What is being asked: Update the records starting with the line that contains "521, 245, 601]" and going on through the line that contains "688, 880, 720]": give those lines again with "record-entry" changed to "log-entry" and nothing else altered.

Input:
--- --- ---
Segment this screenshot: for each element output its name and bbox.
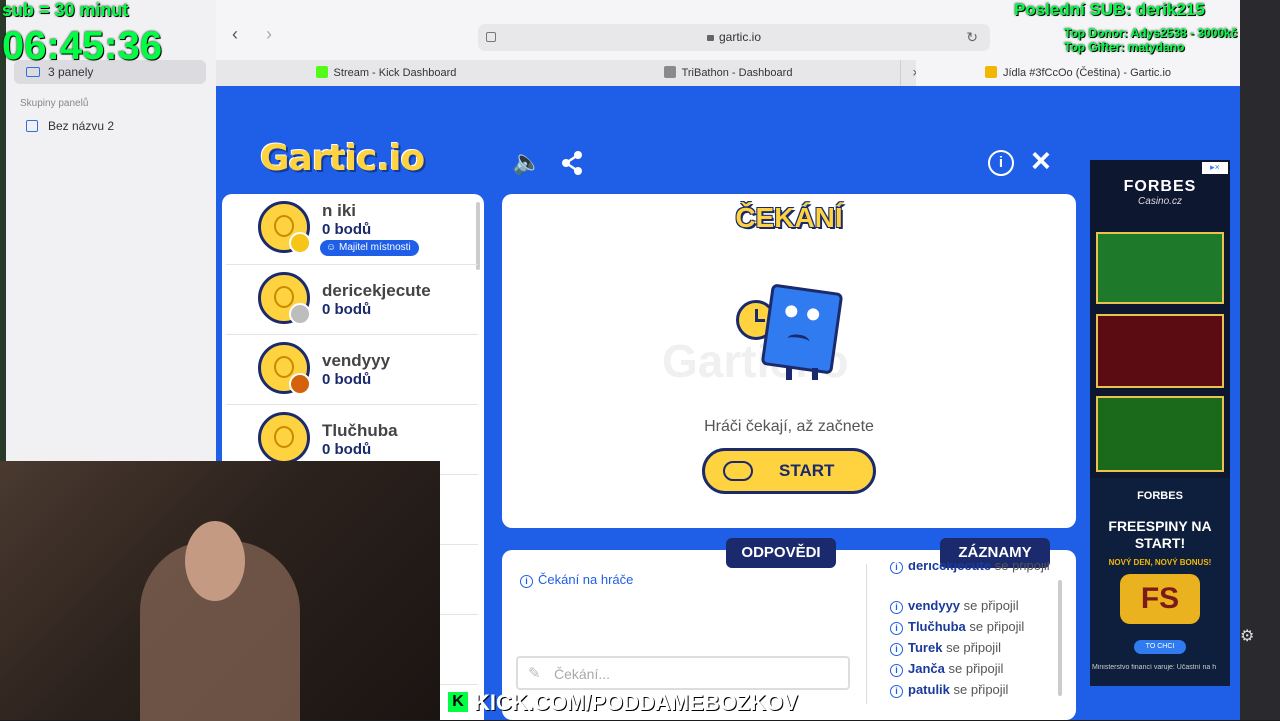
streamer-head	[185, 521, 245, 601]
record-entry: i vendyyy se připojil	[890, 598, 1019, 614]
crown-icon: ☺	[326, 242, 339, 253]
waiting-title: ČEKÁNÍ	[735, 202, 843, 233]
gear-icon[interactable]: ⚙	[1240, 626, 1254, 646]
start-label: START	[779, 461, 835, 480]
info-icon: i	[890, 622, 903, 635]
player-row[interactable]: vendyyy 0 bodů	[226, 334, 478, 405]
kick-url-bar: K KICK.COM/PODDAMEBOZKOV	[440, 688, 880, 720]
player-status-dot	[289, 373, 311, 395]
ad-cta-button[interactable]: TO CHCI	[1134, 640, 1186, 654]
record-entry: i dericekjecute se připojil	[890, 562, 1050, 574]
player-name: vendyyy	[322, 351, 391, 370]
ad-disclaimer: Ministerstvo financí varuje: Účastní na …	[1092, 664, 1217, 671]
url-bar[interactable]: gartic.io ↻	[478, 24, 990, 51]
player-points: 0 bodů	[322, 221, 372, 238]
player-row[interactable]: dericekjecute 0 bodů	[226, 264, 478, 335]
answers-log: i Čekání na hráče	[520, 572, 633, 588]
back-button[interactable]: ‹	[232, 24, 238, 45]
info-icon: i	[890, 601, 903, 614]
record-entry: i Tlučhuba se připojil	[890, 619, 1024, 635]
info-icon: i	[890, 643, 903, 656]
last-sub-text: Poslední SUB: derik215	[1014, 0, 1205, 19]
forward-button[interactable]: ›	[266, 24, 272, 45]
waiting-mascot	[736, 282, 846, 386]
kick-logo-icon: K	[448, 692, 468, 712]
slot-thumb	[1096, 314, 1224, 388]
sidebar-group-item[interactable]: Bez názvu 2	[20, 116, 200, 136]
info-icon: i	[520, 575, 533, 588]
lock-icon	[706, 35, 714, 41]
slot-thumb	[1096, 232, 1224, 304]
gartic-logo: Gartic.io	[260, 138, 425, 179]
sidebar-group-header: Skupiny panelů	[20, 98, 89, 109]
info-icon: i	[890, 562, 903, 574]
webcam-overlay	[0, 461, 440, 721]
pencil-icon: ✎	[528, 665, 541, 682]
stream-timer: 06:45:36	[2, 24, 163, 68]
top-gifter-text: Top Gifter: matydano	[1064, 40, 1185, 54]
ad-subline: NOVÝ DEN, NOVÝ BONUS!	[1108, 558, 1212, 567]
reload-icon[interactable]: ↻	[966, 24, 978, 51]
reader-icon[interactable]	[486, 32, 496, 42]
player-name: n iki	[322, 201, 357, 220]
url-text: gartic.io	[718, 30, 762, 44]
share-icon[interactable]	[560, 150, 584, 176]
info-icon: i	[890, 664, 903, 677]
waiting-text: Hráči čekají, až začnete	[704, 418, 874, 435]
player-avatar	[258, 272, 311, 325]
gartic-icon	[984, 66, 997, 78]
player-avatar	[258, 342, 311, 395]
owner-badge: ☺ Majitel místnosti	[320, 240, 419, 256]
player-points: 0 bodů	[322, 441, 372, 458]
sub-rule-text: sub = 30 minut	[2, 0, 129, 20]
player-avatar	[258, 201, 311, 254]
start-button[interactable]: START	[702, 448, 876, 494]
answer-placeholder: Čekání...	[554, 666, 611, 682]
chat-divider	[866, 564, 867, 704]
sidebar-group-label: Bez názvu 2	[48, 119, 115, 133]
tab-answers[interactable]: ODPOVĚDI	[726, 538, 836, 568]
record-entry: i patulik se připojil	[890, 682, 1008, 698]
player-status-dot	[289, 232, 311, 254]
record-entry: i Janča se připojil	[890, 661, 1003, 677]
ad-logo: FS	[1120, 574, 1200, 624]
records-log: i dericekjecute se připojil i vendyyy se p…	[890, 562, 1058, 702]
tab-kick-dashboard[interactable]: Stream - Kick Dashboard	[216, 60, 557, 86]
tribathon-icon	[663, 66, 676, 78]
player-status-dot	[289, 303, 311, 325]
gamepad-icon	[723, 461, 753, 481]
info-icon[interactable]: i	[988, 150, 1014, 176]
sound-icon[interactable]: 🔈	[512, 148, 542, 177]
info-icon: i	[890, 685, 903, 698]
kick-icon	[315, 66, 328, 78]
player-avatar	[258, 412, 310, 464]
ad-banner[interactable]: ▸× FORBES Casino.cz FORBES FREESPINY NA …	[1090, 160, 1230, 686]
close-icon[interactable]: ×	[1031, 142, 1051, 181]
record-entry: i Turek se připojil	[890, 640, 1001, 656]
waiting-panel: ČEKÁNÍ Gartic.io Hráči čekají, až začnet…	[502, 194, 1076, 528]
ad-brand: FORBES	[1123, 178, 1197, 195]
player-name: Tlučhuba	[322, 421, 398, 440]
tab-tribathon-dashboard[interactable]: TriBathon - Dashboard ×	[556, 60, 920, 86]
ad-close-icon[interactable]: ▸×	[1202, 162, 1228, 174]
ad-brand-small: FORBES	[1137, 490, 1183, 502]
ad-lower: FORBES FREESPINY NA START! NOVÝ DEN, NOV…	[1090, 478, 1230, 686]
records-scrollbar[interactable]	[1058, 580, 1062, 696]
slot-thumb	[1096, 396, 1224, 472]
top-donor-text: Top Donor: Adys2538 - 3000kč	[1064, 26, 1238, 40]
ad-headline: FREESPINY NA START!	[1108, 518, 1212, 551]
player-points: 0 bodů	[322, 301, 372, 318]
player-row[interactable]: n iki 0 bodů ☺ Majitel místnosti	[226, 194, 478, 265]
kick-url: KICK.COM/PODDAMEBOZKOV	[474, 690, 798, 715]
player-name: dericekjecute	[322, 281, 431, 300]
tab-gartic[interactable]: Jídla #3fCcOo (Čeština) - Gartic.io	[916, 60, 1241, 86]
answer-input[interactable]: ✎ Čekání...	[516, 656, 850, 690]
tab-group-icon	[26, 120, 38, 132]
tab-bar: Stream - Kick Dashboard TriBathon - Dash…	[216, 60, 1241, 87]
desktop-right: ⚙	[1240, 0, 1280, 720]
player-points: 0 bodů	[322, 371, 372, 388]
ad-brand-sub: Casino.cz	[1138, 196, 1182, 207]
--- --- ---
Task response:
streamer-head	[185, 521, 245, 601]
log-entry: i vendyyy se připojil	[890, 598, 1019, 614]
crown-icon: ☺	[326, 242, 339, 253]
waiting-title: ČEKÁNÍ	[735, 202, 843, 233]
gear-icon[interactable]: ⚙	[1240, 626, 1254, 646]
start-label: START	[779, 461, 835, 480]
info-icon: i	[890, 622, 903, 635]
player-row[interactable]: vendyyy 0 bodů	[226, 334, 478, 405]
kick-url-bar: K KICK.COM/PODDAMEBOZKOV	[440, 688, 880, 720]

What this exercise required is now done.